**BRIEF**.
Your reply should be one number: the count of lines holding the word "search".

**PROVIDED DATA**.
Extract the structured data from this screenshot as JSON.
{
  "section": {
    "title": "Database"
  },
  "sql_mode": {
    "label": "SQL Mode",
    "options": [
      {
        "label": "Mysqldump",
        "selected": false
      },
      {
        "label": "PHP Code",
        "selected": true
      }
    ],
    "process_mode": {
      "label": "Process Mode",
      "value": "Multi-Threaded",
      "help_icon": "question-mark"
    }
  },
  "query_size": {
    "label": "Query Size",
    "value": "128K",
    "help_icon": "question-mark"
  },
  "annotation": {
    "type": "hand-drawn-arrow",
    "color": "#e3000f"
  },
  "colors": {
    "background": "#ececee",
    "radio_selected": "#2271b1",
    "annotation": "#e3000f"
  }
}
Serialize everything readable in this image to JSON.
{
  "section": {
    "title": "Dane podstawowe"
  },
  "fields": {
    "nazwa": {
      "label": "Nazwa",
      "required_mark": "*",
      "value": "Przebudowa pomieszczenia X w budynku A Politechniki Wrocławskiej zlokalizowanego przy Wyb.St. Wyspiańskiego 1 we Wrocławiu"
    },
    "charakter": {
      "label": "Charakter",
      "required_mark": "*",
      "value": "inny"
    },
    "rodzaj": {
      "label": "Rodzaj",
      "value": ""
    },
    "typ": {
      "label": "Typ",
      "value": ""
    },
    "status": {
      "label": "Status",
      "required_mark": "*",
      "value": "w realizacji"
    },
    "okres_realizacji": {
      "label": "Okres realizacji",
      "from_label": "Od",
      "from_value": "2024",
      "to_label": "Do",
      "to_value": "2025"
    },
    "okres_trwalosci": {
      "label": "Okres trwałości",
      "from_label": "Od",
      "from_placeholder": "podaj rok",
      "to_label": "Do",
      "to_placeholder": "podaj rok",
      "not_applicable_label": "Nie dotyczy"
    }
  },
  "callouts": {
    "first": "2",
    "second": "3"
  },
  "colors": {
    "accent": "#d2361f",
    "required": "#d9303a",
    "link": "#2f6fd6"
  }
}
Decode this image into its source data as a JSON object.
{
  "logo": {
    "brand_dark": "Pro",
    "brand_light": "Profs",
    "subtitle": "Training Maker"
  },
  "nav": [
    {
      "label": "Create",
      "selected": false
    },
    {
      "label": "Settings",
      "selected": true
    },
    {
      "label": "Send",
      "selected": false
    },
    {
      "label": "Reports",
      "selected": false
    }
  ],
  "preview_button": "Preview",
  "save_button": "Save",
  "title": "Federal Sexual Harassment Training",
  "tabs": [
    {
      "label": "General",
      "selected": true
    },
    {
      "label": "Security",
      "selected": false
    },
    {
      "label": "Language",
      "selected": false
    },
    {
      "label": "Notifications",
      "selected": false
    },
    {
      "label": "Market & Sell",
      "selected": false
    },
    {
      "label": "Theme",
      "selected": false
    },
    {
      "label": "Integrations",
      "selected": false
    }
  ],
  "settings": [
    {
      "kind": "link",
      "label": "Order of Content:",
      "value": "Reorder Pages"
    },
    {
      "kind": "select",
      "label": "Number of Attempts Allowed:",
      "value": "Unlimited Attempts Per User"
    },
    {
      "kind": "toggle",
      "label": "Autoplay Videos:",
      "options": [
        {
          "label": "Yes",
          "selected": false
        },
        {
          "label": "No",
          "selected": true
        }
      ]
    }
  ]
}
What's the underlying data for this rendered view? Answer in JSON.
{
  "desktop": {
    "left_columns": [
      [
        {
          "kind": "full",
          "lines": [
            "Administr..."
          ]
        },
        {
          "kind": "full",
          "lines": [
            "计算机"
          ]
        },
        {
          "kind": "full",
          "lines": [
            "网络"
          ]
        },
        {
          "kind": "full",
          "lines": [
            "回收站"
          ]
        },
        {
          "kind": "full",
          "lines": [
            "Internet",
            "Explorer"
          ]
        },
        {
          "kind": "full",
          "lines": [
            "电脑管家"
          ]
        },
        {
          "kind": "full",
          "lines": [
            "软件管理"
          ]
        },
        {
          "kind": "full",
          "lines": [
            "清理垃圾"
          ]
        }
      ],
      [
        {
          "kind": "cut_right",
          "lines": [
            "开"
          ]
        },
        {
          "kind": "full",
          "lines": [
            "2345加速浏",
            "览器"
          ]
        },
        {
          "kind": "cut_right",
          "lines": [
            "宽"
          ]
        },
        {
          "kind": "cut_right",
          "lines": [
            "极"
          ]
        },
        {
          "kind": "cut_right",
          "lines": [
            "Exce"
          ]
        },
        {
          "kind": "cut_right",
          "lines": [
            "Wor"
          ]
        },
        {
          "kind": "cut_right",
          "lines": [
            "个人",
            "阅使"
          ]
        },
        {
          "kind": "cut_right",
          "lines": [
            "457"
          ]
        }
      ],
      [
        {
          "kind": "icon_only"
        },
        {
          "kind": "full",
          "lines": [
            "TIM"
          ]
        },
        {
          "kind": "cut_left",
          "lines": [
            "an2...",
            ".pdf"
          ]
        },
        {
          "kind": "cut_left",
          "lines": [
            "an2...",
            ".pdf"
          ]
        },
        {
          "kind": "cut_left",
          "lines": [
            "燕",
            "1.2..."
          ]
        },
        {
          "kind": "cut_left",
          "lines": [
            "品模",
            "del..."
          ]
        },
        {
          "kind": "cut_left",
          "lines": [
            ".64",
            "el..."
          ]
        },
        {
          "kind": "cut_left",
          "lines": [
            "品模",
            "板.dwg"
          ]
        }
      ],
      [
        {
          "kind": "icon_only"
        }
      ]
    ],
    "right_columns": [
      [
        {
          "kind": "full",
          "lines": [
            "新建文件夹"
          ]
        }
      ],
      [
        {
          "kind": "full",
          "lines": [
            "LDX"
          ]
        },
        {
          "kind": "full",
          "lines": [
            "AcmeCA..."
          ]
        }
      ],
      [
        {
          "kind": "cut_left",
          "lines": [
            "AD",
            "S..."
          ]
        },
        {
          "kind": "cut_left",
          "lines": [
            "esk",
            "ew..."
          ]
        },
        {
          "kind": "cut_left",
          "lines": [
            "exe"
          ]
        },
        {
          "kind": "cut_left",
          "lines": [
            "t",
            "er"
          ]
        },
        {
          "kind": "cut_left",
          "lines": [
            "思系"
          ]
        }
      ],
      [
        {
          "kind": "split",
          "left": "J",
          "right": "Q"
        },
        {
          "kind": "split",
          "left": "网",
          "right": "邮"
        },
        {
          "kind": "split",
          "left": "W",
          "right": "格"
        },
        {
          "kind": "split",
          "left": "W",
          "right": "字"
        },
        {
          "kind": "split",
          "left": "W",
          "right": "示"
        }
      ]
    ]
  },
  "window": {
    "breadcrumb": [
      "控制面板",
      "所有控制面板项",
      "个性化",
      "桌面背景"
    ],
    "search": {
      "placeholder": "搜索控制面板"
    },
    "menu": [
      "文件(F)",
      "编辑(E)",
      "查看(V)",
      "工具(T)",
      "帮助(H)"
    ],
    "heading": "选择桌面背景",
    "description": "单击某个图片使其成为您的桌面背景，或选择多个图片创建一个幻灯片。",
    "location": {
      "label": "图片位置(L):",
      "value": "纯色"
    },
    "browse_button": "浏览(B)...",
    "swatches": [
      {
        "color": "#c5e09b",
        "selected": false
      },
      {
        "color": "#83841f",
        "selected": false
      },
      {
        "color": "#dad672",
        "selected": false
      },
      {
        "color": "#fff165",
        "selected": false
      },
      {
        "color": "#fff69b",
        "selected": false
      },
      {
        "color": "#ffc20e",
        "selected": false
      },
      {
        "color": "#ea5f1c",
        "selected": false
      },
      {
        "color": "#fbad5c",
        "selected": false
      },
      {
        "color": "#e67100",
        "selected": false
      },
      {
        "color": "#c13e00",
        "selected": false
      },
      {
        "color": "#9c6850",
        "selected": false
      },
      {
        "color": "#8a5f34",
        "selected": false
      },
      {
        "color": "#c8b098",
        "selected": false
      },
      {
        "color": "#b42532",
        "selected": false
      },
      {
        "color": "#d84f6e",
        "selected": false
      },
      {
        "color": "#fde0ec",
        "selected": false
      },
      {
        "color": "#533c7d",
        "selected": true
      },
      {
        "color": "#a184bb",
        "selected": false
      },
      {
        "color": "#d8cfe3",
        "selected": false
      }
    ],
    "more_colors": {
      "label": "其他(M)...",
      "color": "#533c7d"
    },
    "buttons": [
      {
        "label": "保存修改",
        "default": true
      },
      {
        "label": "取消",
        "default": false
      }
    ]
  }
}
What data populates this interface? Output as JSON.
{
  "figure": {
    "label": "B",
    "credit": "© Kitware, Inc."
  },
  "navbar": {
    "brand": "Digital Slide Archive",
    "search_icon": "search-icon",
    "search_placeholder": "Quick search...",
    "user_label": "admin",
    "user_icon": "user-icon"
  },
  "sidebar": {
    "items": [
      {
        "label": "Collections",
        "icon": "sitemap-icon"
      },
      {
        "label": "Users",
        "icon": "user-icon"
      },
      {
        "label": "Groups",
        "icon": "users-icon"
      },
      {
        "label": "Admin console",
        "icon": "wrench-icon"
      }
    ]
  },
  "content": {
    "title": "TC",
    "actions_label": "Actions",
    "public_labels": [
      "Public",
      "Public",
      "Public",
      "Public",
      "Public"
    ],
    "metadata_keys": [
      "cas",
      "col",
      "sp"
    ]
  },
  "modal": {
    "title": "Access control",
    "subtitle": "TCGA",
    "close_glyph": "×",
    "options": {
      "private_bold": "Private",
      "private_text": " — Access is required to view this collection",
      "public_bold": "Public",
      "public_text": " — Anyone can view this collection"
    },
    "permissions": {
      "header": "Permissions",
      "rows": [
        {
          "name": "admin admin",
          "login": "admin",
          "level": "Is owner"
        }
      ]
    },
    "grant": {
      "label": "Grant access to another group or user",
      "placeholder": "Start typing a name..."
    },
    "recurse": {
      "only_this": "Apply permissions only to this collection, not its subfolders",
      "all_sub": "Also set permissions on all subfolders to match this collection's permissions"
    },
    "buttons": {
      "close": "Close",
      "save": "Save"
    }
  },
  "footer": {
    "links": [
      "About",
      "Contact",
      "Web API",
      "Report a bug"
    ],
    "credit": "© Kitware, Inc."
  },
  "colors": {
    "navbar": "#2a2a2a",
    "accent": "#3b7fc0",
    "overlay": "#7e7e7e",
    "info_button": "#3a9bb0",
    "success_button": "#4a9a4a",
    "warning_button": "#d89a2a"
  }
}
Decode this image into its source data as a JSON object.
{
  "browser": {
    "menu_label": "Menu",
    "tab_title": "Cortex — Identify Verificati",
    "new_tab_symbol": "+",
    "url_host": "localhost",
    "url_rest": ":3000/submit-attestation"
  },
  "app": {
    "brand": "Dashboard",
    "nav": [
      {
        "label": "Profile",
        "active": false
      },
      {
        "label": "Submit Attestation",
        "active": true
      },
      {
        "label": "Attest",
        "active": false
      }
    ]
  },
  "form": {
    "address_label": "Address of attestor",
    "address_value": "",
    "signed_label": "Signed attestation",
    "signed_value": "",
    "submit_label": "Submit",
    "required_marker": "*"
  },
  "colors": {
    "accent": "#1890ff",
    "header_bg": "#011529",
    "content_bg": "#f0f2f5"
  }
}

**SOLVED PROBLEM**.
3